▸ **WHAT IS ASKED**:
Can you give all the records again without altering a single character?

▸ **DATA ROWS**:
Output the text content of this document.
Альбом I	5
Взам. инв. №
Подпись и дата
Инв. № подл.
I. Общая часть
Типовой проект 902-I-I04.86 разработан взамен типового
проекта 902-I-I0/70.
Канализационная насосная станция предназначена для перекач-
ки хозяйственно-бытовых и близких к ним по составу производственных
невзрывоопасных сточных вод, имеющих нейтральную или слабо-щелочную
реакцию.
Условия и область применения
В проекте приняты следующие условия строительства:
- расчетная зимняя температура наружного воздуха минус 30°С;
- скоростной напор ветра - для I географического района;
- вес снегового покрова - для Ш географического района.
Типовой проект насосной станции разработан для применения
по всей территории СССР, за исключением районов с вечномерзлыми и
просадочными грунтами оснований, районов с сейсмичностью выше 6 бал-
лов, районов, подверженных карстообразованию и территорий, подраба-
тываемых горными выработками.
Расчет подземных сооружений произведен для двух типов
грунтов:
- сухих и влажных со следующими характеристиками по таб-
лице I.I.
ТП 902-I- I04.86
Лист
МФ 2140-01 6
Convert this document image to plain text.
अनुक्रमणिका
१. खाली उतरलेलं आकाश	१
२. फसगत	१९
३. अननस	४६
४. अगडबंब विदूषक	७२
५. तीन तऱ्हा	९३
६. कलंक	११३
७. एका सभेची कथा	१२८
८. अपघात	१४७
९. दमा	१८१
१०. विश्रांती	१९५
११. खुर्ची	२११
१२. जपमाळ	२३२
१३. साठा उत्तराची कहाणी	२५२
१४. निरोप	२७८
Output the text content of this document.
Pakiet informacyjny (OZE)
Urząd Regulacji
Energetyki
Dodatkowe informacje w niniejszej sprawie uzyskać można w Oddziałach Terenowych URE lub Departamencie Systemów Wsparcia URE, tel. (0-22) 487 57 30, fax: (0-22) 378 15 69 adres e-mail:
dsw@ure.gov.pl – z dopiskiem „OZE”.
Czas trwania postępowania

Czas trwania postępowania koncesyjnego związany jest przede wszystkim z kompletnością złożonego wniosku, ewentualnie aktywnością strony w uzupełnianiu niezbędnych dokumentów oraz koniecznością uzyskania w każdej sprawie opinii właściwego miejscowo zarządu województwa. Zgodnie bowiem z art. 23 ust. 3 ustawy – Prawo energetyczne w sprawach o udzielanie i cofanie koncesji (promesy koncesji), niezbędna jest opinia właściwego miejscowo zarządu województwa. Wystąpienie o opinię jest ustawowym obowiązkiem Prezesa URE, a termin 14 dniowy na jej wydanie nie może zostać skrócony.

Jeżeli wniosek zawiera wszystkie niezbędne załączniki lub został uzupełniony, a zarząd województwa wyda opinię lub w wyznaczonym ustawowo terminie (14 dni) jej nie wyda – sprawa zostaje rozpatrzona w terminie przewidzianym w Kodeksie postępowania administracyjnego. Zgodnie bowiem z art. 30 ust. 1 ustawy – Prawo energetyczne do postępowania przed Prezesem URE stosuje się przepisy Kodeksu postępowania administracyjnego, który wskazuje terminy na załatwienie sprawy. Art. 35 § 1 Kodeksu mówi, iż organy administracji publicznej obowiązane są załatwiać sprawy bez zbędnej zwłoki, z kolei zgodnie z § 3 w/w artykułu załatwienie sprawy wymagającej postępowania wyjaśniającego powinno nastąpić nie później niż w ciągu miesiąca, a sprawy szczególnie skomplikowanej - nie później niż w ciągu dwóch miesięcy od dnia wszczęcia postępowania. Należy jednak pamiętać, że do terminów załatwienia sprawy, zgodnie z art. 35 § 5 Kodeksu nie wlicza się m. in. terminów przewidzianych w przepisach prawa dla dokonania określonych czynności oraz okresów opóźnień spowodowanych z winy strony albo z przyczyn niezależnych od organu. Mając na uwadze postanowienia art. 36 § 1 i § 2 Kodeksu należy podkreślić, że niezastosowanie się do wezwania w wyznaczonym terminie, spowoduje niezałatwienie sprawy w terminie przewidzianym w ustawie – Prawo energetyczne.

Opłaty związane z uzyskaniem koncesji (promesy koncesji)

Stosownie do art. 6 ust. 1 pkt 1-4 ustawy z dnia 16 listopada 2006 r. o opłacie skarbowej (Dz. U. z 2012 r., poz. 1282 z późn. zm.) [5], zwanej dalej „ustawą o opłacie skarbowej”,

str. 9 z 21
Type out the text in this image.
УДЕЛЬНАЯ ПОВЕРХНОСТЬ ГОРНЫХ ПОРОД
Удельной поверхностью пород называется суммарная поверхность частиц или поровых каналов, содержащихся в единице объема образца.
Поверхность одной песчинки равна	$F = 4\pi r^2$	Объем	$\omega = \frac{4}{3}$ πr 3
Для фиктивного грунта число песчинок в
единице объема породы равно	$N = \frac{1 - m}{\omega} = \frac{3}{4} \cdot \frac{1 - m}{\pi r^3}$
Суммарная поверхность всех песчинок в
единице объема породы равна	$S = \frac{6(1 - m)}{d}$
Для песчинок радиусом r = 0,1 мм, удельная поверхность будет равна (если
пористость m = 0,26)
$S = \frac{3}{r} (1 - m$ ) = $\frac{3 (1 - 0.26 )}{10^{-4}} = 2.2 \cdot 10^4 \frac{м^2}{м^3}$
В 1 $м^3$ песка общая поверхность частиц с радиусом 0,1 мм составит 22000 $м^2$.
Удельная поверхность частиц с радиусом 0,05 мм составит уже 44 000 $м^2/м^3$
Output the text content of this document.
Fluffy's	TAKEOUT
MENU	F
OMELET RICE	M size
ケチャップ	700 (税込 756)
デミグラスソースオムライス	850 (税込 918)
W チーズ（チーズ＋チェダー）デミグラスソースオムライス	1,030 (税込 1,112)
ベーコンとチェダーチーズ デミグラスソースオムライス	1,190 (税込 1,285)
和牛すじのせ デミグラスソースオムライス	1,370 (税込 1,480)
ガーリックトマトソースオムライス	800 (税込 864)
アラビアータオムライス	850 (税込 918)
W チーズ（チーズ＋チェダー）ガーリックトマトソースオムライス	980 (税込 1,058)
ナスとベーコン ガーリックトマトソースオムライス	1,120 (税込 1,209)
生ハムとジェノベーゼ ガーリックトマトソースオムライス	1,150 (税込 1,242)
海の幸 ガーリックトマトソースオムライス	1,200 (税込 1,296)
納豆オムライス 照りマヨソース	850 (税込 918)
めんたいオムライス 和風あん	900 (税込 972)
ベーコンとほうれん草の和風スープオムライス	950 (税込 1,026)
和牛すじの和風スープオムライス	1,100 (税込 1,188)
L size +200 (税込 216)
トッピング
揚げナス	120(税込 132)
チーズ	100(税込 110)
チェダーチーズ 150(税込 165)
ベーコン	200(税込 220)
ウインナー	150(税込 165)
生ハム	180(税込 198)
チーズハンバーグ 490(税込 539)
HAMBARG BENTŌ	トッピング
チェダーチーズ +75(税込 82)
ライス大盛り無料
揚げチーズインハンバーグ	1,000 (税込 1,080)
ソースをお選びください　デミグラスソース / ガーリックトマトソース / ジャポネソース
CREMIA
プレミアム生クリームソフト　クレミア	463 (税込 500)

▸ **RESPONSE**:
Output the text content of this document.
Альбом I	5
Взам. инв. №
Подпись и дата
Инв. № подл.
I. Общая часть
Типовой проект 902-I-I04.86 разработан взамен типового
проекта 902-I-I0/70.
Канализационная насосная станция предназначена для перекач-
ки хозяйственно-бытовых и близких к ним по составу производственных
невзрывоопасных сточных вод, имеющих нейтральную или слабо-щелочную
реакцию.
Условия и область применения
В проекте приняты следующие условия строительства:
- расчетная зимняя температура наружного воздуха минус 30°С;
- скоростной напор ветра - для I географического района;
- вес снегового покрова - для Ш географического района.
Типовой проект насосной станции разработан для применения
по всей территории СССР, за исключением районов с вечномерзлыми и
просадочными грунтами оснований, районов с сейсмичностью выше 6 бал-
лов, районов, подверженных карстообразованию и территорий, подраба-
тываемых горными выработками.
Расчет подземных сооружений произведен для двух типов
грунтов:
- сухих и влажных со следующими характеристиками по таб-
лице I.I.
ТП 902-I- I04.86
Лист
МФ 2140-01 6
Convert this document image to plain text.
अनुक्रमणिका
१. खाली उतरलेलं आकाश	१
२. फसगत	१९
३. अननस	४६
४. अगडबंब विदूषक	७२
५. तीन तऱ्हा	९३
६. कलंक	११३
७. एका सभेची कथा	१२८
८. अपघात	१४७
९. दमा	१८१
१०. विश्रांती	१९५
११. खुर्ची	२११
१२. जपमाळ	२३२
१३. साठा उत्तराची कहाणी	२५२
१४. निरोप	२७८
Output the text content of this document.
Pakiet informacyjny (OZE)
Urząd Regulacji
Energetyki
Dodatkowe informacje w niniejszej sprawie uzyskać można w Oddziałach Terenowych URE lub Departamencie Systemów Wsparcia URE, tel. (0-22) 487 57 30, fax: (0-22) 378 15 69 adres e-mail:
dsw@ure.gov.pl – z dopiskiem „OZE”.
Czas trwania postępowania

Czas trwania postępowania koncesyjnego związany jest przede wszystkim z kompletnością złożonego wniosku, ewentualnie aktywnością strony w uzupełnianiu niezbędnych dokumentów oraz koniecznością uzyskania w każdej sprawie opinii właściwego miejscowo zarządu województwa. Zgodnie bowiem z art. 23 ust. 3 ustawy – Prawo energetyczne w sprawach o udzielanie i cofanie koncesji (promesy koncesji), niezbędna jest opinia właściwego miejscowo zarządu województwa. Wystąpienie o opinię jest ustawowym obowiązkiem Prezesa URE, a termin 14 dniowy na jej wydanie nie może zostać skrócony.

Jeżeli wniosek zawiera wszystkie niezbędne załączniki lub został uzupełniony, a zarząd województwa wyda opinię lub w wyznaczonym ustawowo terminie (14 dni) jej nie wyda – sprawa zostaje rozpatrzona w terminie przewidzianym w Kodeksie postępowania administracyjnego. Zgodnie bowiem z art. 30 ust. 1 ustawy – Prawo energetyczne do postępowania przed Prezesem URE stosuje się przepisy Kodeksu postępowania administracyjnego, który wskazuje terminy na załatwienie sprawy. Art. 35 § 1 Kodeksu mówi, iż organy administracji publicznej obowiązane są załatwiać sprawy bez zbędnej zwłoki, z kolei zgodnie z § 3 w/w artykułu załatwienie sprawy wymagającej postępowania wyjaśniającego powinno nastąpić nie później niż w ciągu miesiąca, a sprawy szczególnie skomplikowanej - nie później niż w ciągu dwóch miesięcy od dnia wszczęcia postępowania. Należy jednak pamiętać, że do terminów załatwienia sprawy, zgodnie z art. 35 § 5 Kodeksu nie wlicza się m. in. terminów przewidzianych w przepisach prawa dla dokonania określonych czynności oraz okresów opóźnień spowodowanych z winy strony albo z przyczyn niezależnych od organu. Mając na uwadze postanowienia art. 36 § 1 i § 2 Kodeksu należy podkreślić, że niezastosowanie się do wezwania w wyznaczonym terminie, spowoduje niezałatwienie sprawy w terminie przewidzianym w ustawie – Prawo energetyczne.

Opłaty związane z uzyskaniem koncesji (promesy koncesji)

Stosownie do art. 6 ust. 1 pkt 1-4 ustawy z dnia 16 listopada 2006 r. o opłacie skarbowej (Dz. U. z 2012 r., poz. 1282 z późn. zm.) [5], zwanej dalej „ustawą o opłacie skarbowej”,

str. 9 z 21
Type out the text in this image.
УДЕЛЬНАЯ ПОВЕРХНОСТЬ ГОРНЫХ ПОРОД
Удельной поверхностью пород называется суммарная поверхность частиц или поровых каналов, содержащихся в единице объема образца.
Поверхность одной песчинки равна	$F = 4\pi r^2$	Объем	$\omega = \frac{4}{3}$ πr 3
Для фиктивного грунта число песчинок в
единице объема породы равно	$N = \frac{1 - m}{\omega} = \frac{3}{4} \cdot \frac{1 - m}{\pi r^3}$
Суммарная поверхность всех песчинок в
единице объема породы равна	$S = \frac{6(1 - m)}{d}$
Для песчинок радиусом r = 0,1 мм, удельная поверхность будет равна (если
пористость m = 0,26)
$S = \frac{3}{r} (1 - m$ ) = $\frac{3 (1 - 0.26 )}{10^{-4}} = 2.2 \cdot 10^4 \frac{м^2}{м^3}$
В 1 $м^3$ песка общая поверхность частиц с радиусом 0,1 мм составит 22000 $м^2$.
Удельная поверхность частиц с радиусом 0,05 мм составит уже 44 000 $м^2/м^3$
Output the text content of this document.
Fluffy's	TAKEOUT
MENU	F
OMELET RICE	M size
ケチャップ	700 (税込 756)
デミグラスソースオムライス	850 (税込 918)
W チーズ（チーズ＋チェダー）デミグラスソースオムライス	1,030 (税込 1,112)
ベーコンとチェダーチーズ デミグラスソースオムライス	1,190 (税込 1,285)
和牛すじのせ デミグラスソースオムライス	1,370 (税込 1,480)
ガーリックトマトソースオムライス	800 (税込 864)
アラビアータオムライス	850 (税込 918)
W チーズ（チーズ＋チェダー）ガーリックトマトソースオムライス	980 (税込 1,058)
ナスとベーコン ガーリックトマトソースオムライス	1,120 (税込 1,209)
生ハムとジェノベーゼ ガーリックトマトソースオムライス	1,150 (税込 1,242)
海の幸 ガーリックトマトソースオムライス	1,200 (税込 1,296)
納豆オムライス 照りマヨソース	850 (税込 918)
めんたいオムライス 和風あん	900 (税込 972)
ベーコンとほうれん草の和風スープオムライス	950 (税込 1,026)
和牛すじの和風スープオムライス	1,100 (税込 1,188)
L size +200 (税込 216)
トッピング
揚げナス	120(税込 132)
チーズ	100(税込 110)
チェダーチーズ 150(税込 165)
ベーコン	200(税込 220)
ウインナー	150(税込 165)
生ハム	180(税込 198)
チーズハンバーグ 490(税込 539)
HAMBARG BENTŌ	トッピング
チェダーチーズ +75(税込 82)
ライス大盛り無料
揚げチーズインハンバーグ	1,000 (税込 1,080)
ソースをお選びください　デミグラスソース / ガーリックトマトソース / ジャポネソース
CREMIA
プレミアム生クリームソフト　クレミア	463 (税込 500)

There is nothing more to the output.